**Requirements**
Each entry must be reproduced precisely as it stands.

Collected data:
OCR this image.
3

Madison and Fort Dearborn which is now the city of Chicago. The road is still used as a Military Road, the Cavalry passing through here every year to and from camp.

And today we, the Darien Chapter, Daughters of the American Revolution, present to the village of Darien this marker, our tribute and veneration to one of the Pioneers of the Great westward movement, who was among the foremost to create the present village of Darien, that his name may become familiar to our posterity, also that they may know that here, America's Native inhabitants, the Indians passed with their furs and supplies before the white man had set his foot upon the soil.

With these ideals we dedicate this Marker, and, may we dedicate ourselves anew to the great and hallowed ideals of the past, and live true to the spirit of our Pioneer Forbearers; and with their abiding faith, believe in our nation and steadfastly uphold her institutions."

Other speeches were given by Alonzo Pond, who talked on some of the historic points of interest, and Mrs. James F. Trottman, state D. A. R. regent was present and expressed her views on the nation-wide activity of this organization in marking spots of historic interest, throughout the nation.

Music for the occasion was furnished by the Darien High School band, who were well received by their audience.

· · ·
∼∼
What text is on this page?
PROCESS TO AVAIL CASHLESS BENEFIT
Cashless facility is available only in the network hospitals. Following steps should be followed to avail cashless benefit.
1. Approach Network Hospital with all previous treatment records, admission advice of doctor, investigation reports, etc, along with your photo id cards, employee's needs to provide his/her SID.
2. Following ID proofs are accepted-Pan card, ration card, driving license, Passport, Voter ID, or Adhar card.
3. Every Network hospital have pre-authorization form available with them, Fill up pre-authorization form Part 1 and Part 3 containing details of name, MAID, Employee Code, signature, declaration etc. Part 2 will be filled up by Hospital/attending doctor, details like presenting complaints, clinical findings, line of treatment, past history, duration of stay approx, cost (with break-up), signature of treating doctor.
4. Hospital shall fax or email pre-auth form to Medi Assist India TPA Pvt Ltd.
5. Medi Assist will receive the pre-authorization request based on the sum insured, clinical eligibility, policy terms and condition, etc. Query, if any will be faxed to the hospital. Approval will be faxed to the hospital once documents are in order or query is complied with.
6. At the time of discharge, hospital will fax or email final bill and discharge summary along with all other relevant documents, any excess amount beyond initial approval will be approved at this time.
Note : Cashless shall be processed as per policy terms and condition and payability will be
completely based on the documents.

**Task result**
OCR this image.
3

Madison and Fort Dearborn which is now the city of Chicago. The road is still used as a Military Road, the Cavalry passing through here every year to and from camp.

And today we, the Darien Chapter, Daughters of the American Revolution, present to the village of Darien this marker, our tribute and veneration to one of the Pioneers of the Great westward movement, who was among the foremost to create the present village of Darien, that his name may become familiar to our posterity, also that they may know that here, America's Native inhabitants, the Indians passed with their furs and supplies before the white man had set his foot upon the soil.

With these ideals we dedicate this Marker, and, may we dedicate ourselves anew to the great and hallowed ideals of the past, and live true to the spirit of our Pioneer Forbearers; and with their abiding faith, believe in our nation and steadfastly uphold her institutions."

Other speeches were given by Alonzo Pond, who talked on some of the historic points of interest, and Mrs. James F. Trottman, state D. A. R. regent was present and expressed her views on the nation-wide activity of this organization in marking spots of historic interest, throughout the nation.

Music for the occasion was furnished by the Darien High School band, who were well received by their audience.

· · ·
∼∼
What text is on this page?
PROCESS TO AVAIL CASHLESS BENEFIT
Cashless facility is available only in the network hospitals. Following steps should be followed to avail cashless benefit.
1. Approach Network Hospital with all previous treatment records, admission advice of doctor, investigation reports, etc, along with your photo id cards, employee's needs to provide his/her SID.
2. Following ID proofs are accepted-Pan card, ration card, driving license, Passport, Voter ID, or Adhar card.
3. Every Network hospital have pre-authorization form available with them, Fill up pre-authorization form Part 1 and Part 3 containing details of name, MAID, Employee Code, signature, declaration etc. Part 2 will be filled up by Hospital/attending doctor, details like presenting complaints, clinical findings, line of treatment, past history, duration of stay approx, cost (with break-up), signature of treating doctor.
4. Hospital shall fax or email pre-auth form to Medi Assist India TPA Pvt Ltd.
5. Medi Assist will receive the pre-authorization request based on the sum insured, clinical eligibility, policy terms and condition, etc. Query, if any will be faxed to the hospital. Approval will be faxed to the hospital once documents are in order or query is complied with.
6. At the time of discharge, hospital will fax or email final bill and discharge summary along with all other relevant documents, any excess amount beyond initial approval will be approved at this time.
Note : Cashless shall be processed as per policy terms and condition and payability will be
completely based on the documents.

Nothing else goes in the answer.